▶ _Problem to work on_
Work out how many lines of the data hold the string "Arabia", and reply with that number alone.

▶ _Entries supplied_
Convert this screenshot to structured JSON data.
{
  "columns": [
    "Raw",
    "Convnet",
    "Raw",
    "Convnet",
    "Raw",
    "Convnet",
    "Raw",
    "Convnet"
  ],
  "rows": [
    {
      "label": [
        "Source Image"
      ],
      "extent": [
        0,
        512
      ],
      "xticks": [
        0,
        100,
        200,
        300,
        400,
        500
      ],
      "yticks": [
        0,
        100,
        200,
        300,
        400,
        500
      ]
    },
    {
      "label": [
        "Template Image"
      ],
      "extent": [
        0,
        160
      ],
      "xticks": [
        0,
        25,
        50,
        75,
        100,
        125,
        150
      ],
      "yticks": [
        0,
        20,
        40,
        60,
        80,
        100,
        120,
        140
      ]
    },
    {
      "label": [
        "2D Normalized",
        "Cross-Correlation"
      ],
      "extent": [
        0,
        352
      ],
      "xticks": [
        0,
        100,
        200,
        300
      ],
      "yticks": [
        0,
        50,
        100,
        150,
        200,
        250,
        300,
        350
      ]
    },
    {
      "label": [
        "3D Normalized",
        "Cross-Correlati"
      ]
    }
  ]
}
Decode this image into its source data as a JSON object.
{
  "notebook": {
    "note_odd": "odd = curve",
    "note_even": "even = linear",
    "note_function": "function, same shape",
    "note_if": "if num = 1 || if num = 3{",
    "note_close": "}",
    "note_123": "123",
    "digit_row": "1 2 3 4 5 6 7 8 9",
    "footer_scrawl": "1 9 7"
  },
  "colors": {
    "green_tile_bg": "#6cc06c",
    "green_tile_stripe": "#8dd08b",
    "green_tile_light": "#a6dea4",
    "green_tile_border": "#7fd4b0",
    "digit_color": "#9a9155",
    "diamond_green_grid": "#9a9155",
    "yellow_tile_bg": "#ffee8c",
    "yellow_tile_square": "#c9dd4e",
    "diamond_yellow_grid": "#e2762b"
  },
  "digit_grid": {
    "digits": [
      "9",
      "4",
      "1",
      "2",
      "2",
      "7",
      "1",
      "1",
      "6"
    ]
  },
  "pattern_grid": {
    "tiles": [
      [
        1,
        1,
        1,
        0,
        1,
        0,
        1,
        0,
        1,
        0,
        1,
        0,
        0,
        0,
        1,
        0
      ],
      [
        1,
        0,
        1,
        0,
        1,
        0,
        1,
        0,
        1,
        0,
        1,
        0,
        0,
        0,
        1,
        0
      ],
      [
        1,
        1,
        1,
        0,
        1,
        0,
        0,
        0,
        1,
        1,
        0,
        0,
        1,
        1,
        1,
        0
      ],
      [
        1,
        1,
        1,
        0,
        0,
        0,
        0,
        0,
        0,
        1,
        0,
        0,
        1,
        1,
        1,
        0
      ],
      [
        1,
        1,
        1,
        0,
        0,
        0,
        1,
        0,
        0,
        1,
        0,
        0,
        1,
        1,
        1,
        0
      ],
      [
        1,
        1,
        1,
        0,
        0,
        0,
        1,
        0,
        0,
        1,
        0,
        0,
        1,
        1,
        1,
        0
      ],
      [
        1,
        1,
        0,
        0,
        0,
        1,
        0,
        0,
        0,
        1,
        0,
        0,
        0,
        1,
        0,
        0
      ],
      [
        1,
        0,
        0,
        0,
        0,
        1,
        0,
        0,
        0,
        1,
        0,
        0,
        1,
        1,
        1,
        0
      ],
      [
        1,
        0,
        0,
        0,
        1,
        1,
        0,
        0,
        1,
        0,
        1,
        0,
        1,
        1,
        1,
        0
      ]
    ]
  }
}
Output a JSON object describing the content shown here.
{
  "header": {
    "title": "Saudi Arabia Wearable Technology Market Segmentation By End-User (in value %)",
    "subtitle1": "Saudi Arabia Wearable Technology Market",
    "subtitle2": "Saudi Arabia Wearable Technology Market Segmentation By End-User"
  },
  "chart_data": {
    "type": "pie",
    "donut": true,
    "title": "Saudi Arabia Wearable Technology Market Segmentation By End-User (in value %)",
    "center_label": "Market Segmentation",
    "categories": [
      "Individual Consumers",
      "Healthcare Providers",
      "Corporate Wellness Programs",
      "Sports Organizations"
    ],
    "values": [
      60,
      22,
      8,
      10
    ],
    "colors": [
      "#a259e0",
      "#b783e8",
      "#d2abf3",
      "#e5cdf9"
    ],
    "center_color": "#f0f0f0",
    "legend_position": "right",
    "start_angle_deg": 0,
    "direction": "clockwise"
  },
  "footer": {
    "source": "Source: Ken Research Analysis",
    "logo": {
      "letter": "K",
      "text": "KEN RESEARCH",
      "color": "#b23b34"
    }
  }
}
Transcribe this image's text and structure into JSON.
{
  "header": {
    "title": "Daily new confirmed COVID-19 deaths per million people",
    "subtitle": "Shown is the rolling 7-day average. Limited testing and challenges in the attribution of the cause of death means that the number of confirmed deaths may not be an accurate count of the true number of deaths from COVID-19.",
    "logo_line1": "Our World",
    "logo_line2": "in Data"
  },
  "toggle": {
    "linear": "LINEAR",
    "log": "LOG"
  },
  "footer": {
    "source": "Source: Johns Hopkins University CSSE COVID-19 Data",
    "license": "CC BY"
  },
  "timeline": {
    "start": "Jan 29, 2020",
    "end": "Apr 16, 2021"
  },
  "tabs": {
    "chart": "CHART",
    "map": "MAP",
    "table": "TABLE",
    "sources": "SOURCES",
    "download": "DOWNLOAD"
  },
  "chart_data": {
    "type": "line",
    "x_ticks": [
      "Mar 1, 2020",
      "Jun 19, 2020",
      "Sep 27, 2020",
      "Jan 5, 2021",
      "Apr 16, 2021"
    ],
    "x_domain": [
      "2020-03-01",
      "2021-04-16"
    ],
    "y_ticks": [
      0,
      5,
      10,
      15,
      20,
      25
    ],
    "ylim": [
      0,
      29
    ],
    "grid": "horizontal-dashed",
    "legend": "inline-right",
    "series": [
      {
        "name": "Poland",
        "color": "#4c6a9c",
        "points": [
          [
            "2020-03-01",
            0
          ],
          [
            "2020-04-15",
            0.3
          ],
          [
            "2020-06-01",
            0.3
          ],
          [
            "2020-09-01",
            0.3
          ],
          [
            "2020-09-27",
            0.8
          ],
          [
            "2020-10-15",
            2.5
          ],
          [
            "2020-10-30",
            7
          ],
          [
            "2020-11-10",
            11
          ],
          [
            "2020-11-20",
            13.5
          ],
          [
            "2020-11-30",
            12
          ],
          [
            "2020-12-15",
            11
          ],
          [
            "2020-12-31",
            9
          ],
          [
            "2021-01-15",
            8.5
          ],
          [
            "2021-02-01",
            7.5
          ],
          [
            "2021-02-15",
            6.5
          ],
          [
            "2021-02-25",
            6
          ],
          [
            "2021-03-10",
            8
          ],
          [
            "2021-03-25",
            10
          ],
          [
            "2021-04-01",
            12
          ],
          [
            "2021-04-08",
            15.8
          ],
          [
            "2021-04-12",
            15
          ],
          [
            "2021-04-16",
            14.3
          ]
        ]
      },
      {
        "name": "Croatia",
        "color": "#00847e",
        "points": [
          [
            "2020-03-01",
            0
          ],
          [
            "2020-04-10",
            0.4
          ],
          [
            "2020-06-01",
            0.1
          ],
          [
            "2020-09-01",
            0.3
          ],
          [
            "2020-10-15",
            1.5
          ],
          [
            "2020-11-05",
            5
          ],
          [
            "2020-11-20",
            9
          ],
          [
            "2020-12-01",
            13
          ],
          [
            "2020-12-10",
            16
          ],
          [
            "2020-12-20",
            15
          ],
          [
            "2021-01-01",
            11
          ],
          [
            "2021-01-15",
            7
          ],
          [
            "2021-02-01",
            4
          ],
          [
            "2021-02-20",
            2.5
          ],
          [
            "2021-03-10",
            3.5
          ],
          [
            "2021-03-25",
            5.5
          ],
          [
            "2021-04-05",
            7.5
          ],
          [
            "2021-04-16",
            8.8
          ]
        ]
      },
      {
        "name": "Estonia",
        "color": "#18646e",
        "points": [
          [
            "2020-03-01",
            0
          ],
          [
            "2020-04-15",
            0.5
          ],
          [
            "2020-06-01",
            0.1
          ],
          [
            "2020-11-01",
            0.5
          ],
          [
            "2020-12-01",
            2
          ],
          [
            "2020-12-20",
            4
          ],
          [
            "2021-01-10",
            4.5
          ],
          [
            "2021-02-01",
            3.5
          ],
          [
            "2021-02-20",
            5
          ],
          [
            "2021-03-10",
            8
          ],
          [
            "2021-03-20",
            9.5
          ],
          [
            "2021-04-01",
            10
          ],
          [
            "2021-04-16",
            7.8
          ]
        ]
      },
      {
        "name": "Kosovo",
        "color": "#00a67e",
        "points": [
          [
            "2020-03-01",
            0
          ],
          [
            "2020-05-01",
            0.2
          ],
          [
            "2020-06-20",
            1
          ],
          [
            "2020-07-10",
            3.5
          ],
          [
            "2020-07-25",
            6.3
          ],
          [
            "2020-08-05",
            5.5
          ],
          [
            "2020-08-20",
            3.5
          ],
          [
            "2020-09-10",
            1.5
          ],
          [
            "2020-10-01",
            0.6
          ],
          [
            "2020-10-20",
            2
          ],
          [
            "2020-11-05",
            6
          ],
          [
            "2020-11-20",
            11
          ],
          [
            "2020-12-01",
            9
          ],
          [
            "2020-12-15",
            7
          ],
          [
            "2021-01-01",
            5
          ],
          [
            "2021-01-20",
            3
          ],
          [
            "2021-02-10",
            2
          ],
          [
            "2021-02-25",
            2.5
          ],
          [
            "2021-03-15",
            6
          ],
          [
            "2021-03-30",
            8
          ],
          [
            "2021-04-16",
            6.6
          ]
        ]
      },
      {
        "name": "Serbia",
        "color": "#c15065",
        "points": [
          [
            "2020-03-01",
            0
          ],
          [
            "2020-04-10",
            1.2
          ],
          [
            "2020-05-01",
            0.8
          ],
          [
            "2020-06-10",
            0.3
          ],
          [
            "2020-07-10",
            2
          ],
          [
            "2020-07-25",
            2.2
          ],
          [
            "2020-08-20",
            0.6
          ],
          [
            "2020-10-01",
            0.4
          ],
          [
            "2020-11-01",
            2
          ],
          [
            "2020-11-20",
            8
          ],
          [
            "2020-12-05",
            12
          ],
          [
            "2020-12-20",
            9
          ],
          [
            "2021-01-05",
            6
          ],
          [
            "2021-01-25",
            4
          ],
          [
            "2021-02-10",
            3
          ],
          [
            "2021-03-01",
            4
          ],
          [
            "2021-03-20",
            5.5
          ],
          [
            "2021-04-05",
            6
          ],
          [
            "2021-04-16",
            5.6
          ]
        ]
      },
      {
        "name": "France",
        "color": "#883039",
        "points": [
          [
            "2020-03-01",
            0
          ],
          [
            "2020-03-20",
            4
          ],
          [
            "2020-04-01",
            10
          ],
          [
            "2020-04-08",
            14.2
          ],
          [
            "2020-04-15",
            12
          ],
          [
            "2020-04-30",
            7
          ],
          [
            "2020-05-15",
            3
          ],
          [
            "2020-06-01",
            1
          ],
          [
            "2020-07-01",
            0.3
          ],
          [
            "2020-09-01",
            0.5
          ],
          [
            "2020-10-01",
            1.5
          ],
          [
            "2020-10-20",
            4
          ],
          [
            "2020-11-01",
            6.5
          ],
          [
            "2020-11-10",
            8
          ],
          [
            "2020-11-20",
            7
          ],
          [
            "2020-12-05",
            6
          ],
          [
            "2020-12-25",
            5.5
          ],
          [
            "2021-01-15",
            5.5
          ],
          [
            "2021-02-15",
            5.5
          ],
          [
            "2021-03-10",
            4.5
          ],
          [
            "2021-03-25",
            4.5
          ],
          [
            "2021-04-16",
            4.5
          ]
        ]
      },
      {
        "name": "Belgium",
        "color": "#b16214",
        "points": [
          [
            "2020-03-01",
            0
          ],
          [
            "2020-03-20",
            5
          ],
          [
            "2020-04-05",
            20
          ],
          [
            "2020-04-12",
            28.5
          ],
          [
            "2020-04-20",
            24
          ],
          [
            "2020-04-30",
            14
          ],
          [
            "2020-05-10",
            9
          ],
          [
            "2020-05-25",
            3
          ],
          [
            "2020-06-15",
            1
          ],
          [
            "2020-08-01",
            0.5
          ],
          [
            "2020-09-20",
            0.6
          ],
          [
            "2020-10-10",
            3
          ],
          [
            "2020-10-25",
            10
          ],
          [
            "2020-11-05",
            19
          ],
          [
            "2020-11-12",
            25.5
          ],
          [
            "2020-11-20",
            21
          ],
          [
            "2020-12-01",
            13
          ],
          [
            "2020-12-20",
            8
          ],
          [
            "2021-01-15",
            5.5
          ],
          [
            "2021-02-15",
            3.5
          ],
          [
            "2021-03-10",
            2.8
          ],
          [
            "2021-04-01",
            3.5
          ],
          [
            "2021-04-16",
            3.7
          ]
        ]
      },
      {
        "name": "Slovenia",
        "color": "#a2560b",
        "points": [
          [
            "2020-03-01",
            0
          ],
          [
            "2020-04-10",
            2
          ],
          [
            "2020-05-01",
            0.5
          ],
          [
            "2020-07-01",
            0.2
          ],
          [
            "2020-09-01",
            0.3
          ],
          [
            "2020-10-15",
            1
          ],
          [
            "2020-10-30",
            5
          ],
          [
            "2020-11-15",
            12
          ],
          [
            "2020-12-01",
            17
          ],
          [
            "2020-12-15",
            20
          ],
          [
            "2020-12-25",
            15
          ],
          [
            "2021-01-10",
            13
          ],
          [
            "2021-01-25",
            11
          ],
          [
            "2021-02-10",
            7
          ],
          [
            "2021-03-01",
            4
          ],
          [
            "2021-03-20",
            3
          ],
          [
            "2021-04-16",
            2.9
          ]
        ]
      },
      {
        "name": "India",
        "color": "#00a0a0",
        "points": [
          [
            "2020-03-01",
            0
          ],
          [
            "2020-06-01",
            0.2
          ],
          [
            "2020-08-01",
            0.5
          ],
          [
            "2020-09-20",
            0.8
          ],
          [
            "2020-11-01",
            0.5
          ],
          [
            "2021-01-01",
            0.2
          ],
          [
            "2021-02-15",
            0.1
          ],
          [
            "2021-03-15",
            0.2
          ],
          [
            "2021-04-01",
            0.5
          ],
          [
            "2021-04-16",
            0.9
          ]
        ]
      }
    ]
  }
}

▶ _Result_
4